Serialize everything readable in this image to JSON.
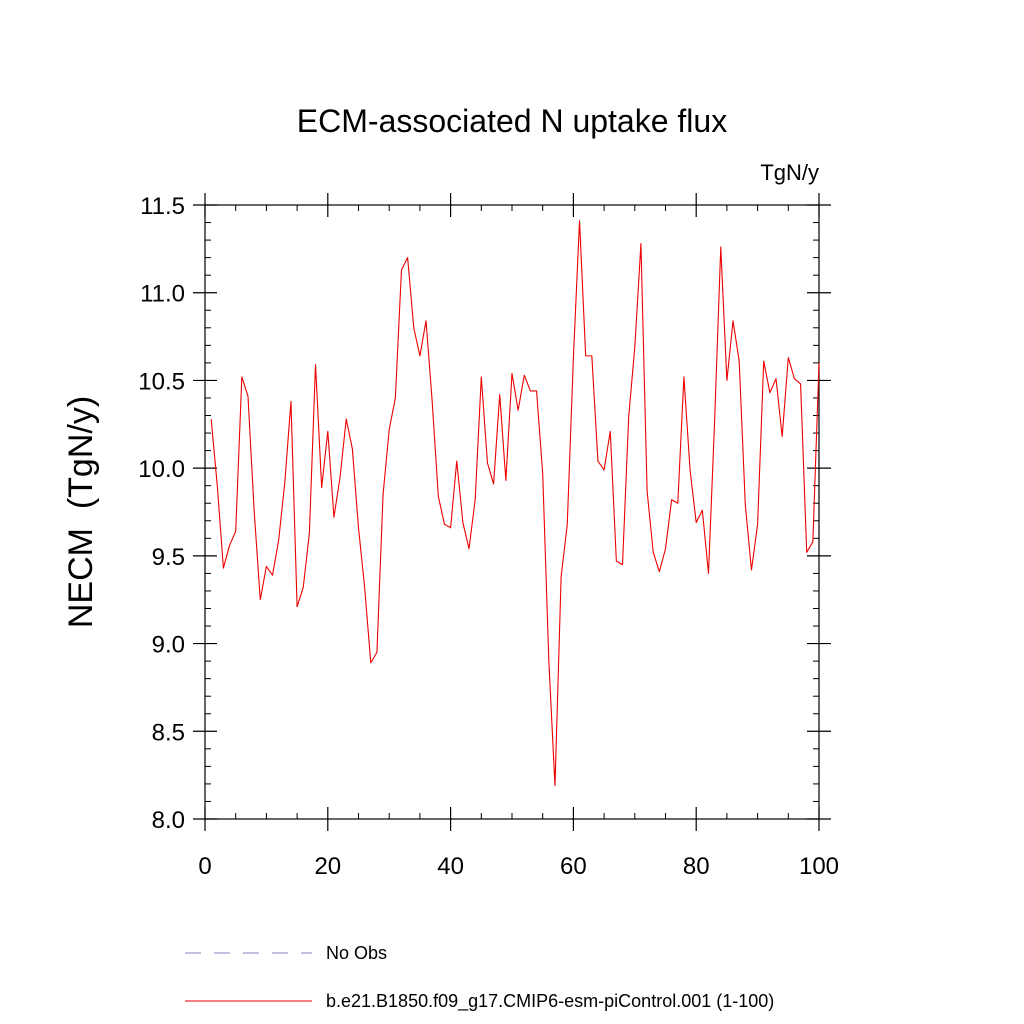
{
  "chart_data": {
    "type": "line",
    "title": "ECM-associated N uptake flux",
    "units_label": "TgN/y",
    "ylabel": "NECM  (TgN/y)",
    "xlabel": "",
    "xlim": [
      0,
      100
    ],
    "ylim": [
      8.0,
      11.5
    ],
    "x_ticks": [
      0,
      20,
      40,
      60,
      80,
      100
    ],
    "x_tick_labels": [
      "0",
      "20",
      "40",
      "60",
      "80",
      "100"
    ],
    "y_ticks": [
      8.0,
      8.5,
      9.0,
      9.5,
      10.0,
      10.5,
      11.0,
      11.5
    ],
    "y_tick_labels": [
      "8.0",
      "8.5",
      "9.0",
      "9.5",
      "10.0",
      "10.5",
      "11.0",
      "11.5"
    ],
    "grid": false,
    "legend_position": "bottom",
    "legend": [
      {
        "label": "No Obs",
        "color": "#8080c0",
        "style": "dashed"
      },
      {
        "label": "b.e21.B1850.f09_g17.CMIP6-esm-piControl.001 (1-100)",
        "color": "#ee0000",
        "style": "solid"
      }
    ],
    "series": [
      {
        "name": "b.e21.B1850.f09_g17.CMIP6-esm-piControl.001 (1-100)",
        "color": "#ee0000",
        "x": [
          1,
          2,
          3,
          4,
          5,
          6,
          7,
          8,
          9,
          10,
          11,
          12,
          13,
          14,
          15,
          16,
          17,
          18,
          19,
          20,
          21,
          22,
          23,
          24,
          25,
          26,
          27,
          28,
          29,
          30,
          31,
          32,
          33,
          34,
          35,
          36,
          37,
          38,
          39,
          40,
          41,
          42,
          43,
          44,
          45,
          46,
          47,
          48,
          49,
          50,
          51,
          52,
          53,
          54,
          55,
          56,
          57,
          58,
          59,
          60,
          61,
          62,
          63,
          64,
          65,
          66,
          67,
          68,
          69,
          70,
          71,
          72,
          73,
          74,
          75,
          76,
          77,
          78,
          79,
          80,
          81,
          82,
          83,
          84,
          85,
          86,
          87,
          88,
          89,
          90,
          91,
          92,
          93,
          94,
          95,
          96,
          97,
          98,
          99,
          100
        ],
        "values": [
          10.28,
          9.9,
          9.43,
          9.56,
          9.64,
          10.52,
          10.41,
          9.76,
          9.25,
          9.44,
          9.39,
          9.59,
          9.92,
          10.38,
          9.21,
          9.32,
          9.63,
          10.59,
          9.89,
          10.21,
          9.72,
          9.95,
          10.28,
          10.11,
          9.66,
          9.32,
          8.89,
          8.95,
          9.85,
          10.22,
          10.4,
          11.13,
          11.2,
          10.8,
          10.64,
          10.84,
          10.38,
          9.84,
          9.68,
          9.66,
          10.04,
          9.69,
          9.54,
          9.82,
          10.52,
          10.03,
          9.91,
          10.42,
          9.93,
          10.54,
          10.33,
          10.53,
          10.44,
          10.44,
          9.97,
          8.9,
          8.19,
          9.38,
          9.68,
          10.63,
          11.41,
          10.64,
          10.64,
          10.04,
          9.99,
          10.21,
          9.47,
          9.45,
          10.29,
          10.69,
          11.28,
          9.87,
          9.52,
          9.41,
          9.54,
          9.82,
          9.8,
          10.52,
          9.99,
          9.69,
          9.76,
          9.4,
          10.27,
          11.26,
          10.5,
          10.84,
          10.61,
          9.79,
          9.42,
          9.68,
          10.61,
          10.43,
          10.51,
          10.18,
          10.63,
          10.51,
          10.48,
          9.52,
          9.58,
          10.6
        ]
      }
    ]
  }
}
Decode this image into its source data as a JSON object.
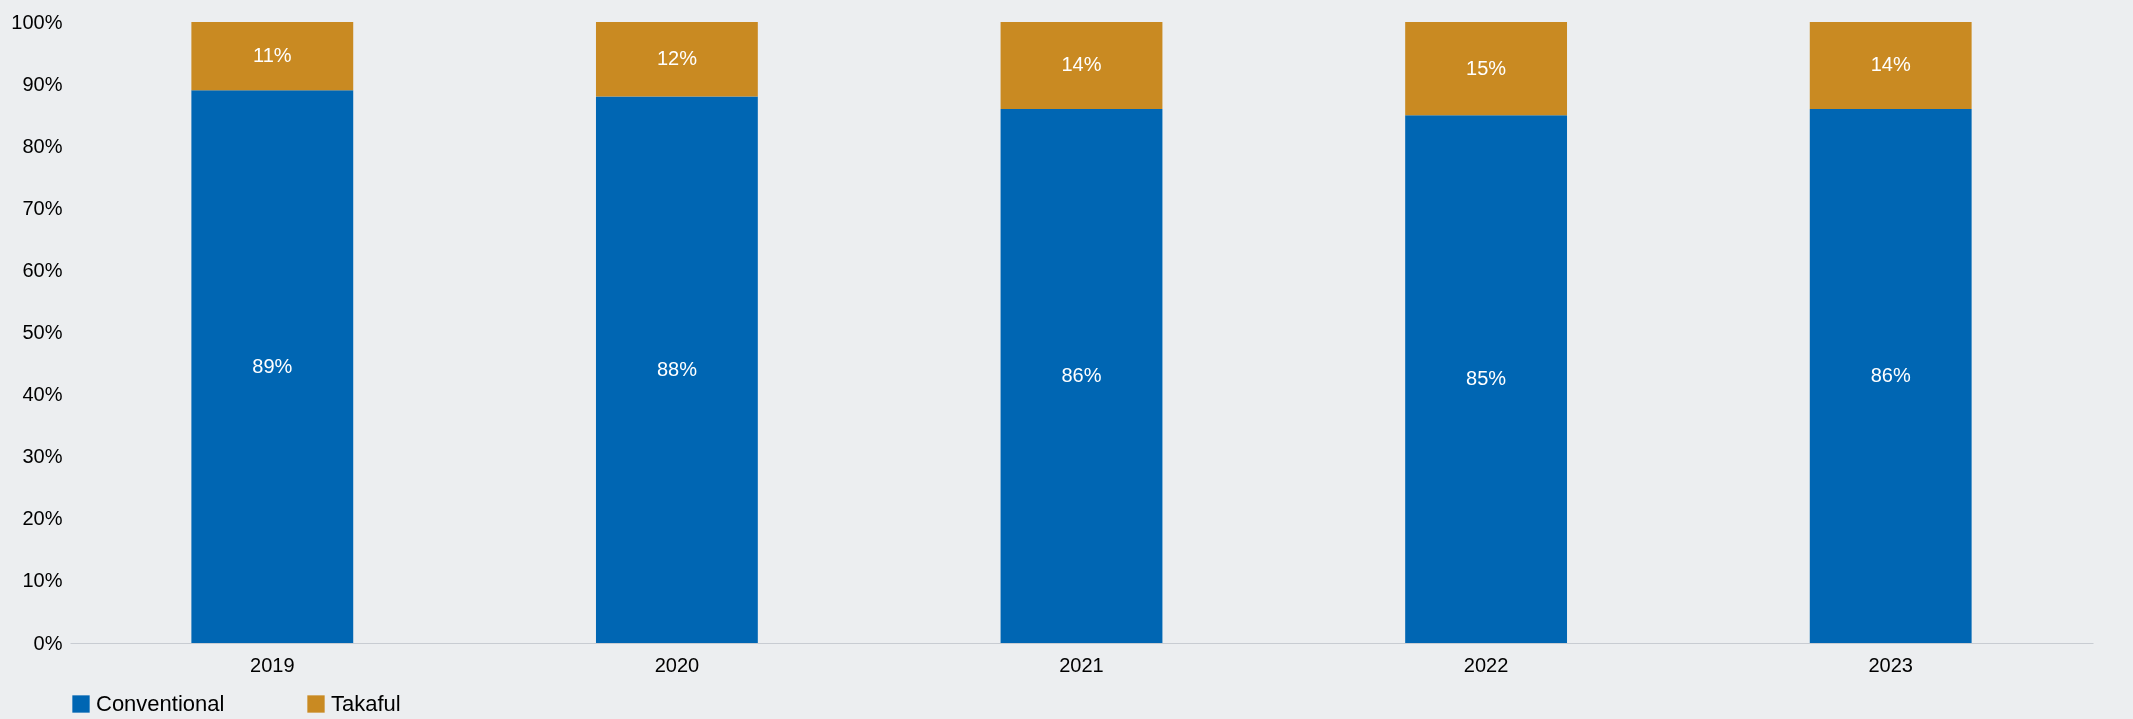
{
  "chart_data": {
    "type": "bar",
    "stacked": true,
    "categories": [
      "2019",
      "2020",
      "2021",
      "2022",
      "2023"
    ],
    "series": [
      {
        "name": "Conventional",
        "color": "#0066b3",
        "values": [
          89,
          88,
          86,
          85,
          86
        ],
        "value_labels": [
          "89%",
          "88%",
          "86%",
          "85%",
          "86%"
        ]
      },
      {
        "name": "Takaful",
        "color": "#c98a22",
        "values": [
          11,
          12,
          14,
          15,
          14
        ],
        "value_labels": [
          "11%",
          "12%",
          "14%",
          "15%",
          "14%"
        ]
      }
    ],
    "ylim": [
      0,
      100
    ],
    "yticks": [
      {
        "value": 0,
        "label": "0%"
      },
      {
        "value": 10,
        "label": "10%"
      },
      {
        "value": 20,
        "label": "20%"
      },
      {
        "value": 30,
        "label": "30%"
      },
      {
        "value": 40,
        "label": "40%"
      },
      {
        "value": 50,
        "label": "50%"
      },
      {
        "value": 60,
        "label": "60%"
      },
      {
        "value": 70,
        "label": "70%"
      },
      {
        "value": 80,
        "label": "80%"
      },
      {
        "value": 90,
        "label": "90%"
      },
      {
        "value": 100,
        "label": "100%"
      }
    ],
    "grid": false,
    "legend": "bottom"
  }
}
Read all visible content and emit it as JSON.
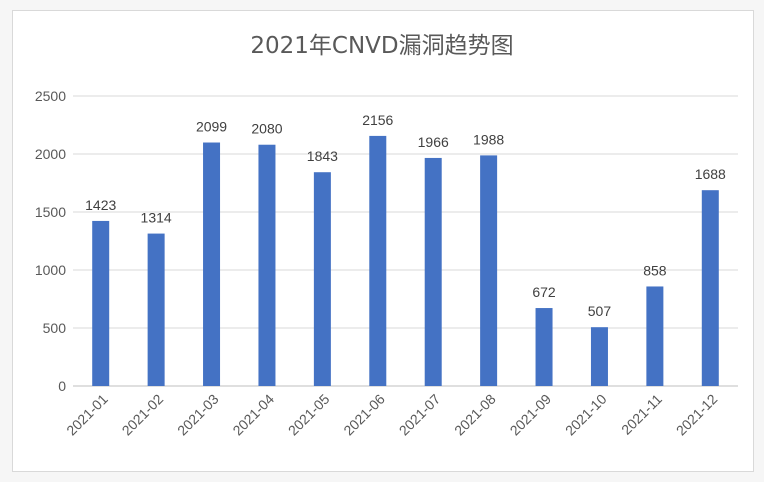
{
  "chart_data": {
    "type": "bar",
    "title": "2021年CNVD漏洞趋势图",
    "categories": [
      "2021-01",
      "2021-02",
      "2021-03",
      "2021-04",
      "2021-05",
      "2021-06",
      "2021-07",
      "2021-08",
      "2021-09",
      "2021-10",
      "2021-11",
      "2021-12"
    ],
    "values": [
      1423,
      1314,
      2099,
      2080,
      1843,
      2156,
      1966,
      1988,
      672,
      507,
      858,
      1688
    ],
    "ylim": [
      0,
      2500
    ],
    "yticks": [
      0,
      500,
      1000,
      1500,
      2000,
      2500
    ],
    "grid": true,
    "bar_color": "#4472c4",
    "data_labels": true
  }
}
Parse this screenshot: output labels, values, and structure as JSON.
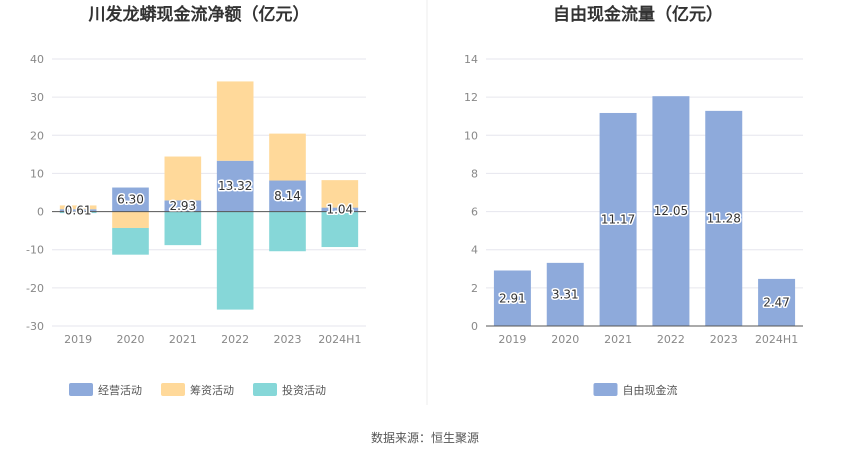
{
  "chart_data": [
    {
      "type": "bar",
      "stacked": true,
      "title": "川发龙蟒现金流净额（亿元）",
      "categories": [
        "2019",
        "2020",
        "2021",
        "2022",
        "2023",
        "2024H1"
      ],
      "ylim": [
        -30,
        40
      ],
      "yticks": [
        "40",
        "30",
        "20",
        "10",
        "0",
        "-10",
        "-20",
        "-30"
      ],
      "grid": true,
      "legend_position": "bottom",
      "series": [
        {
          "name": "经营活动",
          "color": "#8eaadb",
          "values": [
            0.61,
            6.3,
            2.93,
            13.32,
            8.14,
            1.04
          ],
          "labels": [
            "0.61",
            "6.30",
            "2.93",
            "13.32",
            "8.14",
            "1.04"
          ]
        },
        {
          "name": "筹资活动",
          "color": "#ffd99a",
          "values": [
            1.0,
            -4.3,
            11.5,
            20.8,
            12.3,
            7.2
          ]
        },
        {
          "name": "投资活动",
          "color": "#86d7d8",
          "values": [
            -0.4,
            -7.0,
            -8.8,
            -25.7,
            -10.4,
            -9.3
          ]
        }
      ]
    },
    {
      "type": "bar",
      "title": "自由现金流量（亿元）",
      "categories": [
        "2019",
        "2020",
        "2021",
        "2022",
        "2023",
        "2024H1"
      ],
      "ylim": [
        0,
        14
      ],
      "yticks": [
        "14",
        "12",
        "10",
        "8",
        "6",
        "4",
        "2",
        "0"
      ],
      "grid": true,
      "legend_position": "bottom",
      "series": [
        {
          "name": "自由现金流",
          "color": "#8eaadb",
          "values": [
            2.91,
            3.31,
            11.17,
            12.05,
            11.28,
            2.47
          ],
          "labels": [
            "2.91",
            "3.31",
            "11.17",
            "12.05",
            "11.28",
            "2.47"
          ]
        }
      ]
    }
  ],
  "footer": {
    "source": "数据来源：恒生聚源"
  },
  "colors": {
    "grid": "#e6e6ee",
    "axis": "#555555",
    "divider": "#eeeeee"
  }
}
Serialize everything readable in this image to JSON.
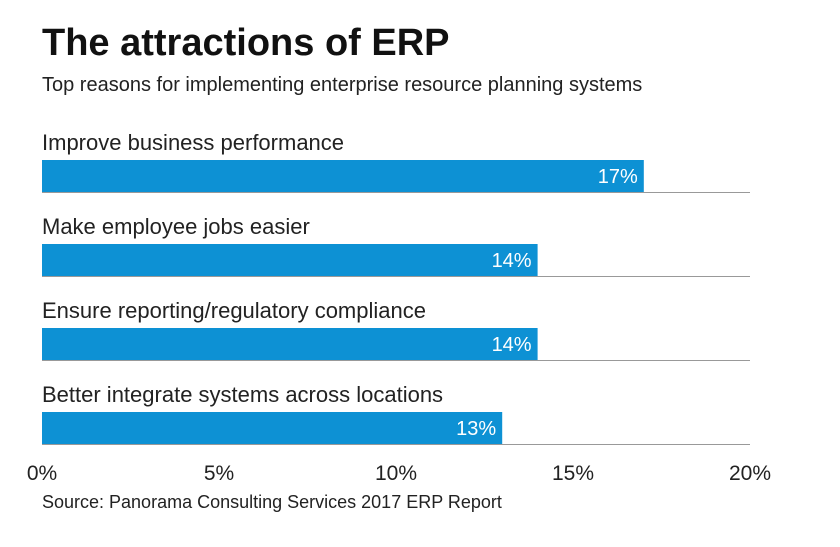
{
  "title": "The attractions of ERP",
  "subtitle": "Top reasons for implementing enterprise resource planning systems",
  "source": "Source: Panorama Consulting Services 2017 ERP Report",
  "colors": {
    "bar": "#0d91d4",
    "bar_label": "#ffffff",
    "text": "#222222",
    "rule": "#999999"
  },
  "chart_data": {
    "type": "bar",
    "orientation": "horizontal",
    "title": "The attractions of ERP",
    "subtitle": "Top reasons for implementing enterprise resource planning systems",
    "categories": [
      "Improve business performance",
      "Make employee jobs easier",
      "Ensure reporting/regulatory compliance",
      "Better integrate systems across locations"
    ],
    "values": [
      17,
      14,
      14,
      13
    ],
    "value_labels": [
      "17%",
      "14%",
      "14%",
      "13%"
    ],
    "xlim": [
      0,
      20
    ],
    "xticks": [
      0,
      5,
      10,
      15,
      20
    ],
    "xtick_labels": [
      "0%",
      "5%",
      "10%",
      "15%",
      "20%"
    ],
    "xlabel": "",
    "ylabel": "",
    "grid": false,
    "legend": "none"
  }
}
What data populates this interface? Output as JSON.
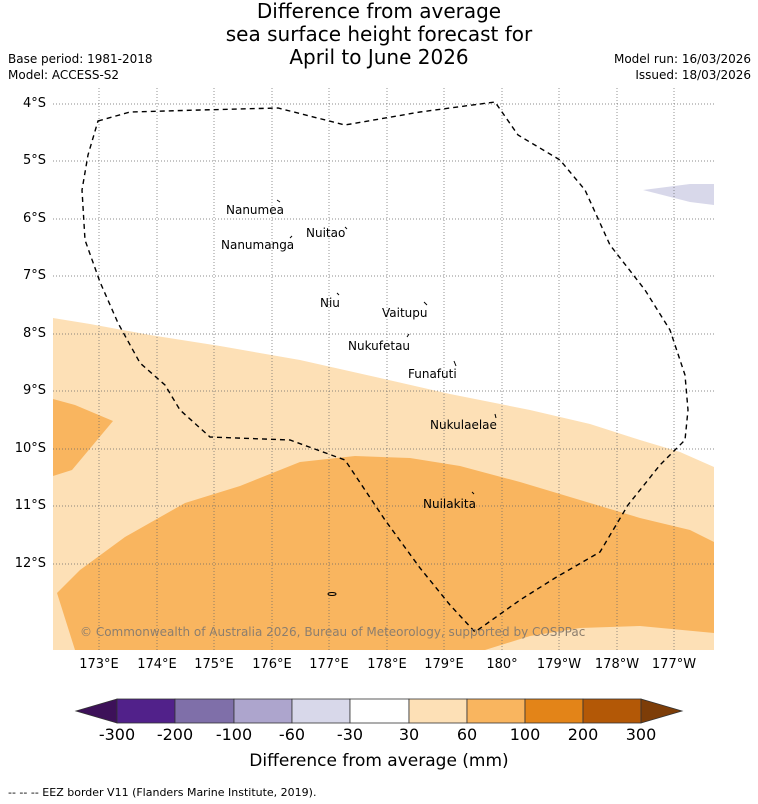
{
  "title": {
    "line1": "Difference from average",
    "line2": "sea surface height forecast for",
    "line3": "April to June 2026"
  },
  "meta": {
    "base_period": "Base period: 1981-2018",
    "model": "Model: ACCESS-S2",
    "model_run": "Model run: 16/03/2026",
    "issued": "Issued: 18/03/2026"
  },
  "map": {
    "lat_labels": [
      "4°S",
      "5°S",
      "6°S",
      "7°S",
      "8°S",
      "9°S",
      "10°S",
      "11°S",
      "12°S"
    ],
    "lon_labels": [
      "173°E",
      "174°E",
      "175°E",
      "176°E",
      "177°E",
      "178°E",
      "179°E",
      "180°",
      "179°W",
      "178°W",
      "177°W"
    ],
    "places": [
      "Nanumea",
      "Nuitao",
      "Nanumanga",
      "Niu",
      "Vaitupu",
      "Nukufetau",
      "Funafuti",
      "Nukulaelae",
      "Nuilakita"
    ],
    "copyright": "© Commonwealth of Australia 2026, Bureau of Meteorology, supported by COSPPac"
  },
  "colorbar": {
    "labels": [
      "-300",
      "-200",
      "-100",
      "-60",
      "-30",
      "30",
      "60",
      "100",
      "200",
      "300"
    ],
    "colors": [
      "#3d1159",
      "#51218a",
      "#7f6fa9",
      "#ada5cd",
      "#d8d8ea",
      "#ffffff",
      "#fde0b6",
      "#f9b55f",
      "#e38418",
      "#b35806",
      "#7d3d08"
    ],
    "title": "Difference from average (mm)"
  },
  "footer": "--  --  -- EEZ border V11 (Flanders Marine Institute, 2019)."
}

+++

__Task brief__
Extract each line holding the word "implementing" from the records.

__Solution for this exercise__
  "subtitle": "Top reasons for implementing enterprise resource planning systems",
    "subtitle": "Top reasons for implementing enterprise resource planning systems",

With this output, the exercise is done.